[AIM] Review the lines that follow and copy each one that contains the word "label".

[SUPPLIED DATA]
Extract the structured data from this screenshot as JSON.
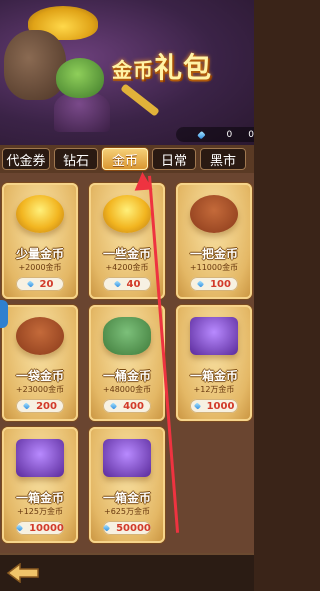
{
  "banner": {
    "title_main": "金币",
    "title_big": "礼包",
    "gem_count": "0",
    "coin_count": "0"
  },
  "tabs": [
    {
      "label": "代金券",
      "active": false
    },
    {
      "label": "钻石",
      "active": false
    },
    {
      "label": "金币",
      "active": true
    },
    {
      "label": "日常",
      "active": false
    },
    {
      "label": "黑市",
      "active": false
    }
  ],
  "cards": [
    {
      "name": "少量金币",
      "desc": "+2000金币",
      "price": "20",
      "art": "pile"
    },
    {
      "name": "一些金币",
      "desc": "+4200金币",
      "price": "40",
      "art": "pile"
    },
    {
      "name": "一把金币",
      "desc": "+11000金币",
      "price": "100",
      "art": "bag"
    },
    {
      "name": "一袋金币",
      "desc": "+23000金币",
      "price": "200",
      "art": "bag"
    },
    {
      "name": "一桶金币",
      "desc": "+48000金币",
      "price": "400",
      "art": "barrel"
    },
    {
      "name": "一箱金币",
      "desc": "+12万金币",
      "price": "1000",
      "art": "chest"
    },
    {
      "name": "一箱金币",
      "desc": "+125万金币",
      "price": "10000",
      "art": "chest"
    },
    {
      "name": "一箱金币",
      "desc": "+625万金币",
      "price": "50000",
      "art": "chest"
    }
  ],
  "colors": {
    "price_text": "#d23a2a",
    "annotation_arrow": "#ee3340",
    "tab_active": "#e2a43f"
  },
  "icons": {
    "gem": "gem-icon",
    "back": "back-arrow-icon"
  }
}
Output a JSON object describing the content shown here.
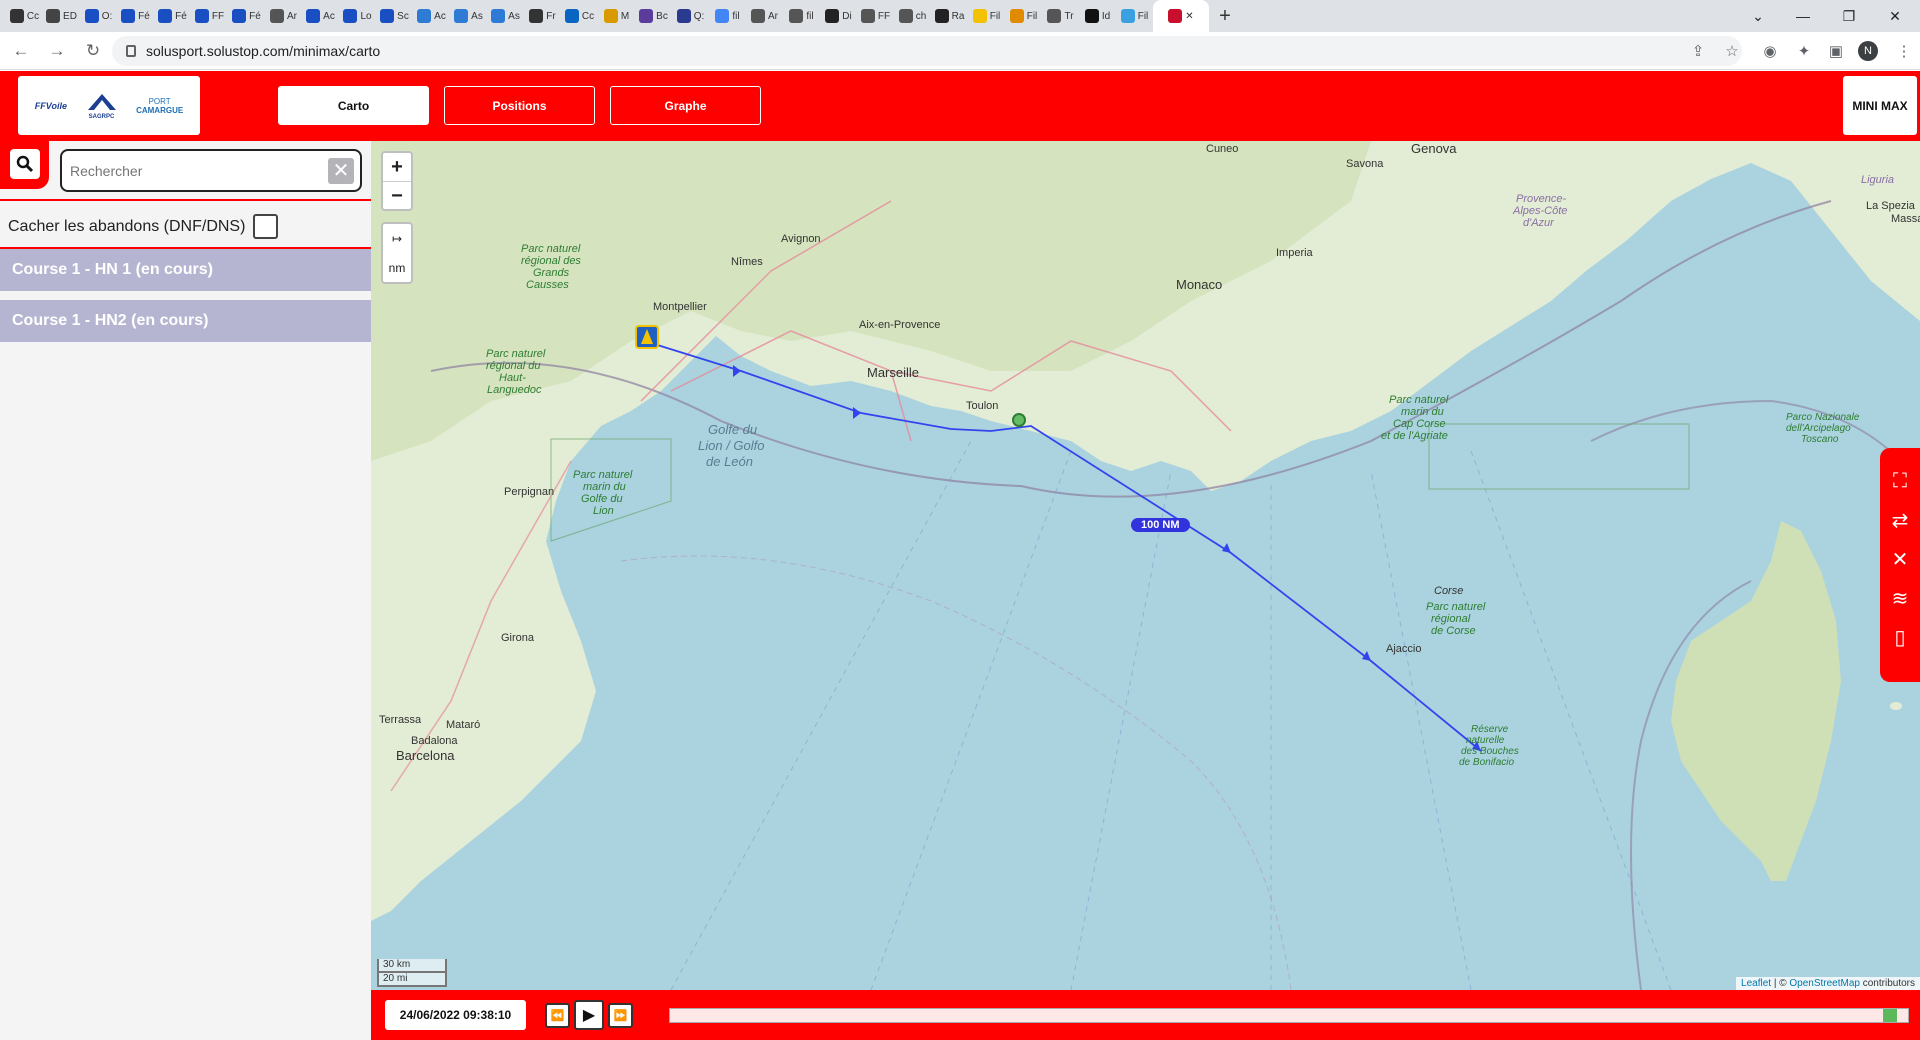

[THE OUTPUT]
      "label": "代金券",
      "label": "钻石",
      "label": "金币",
      "label": "日常",
      "label": "黑市",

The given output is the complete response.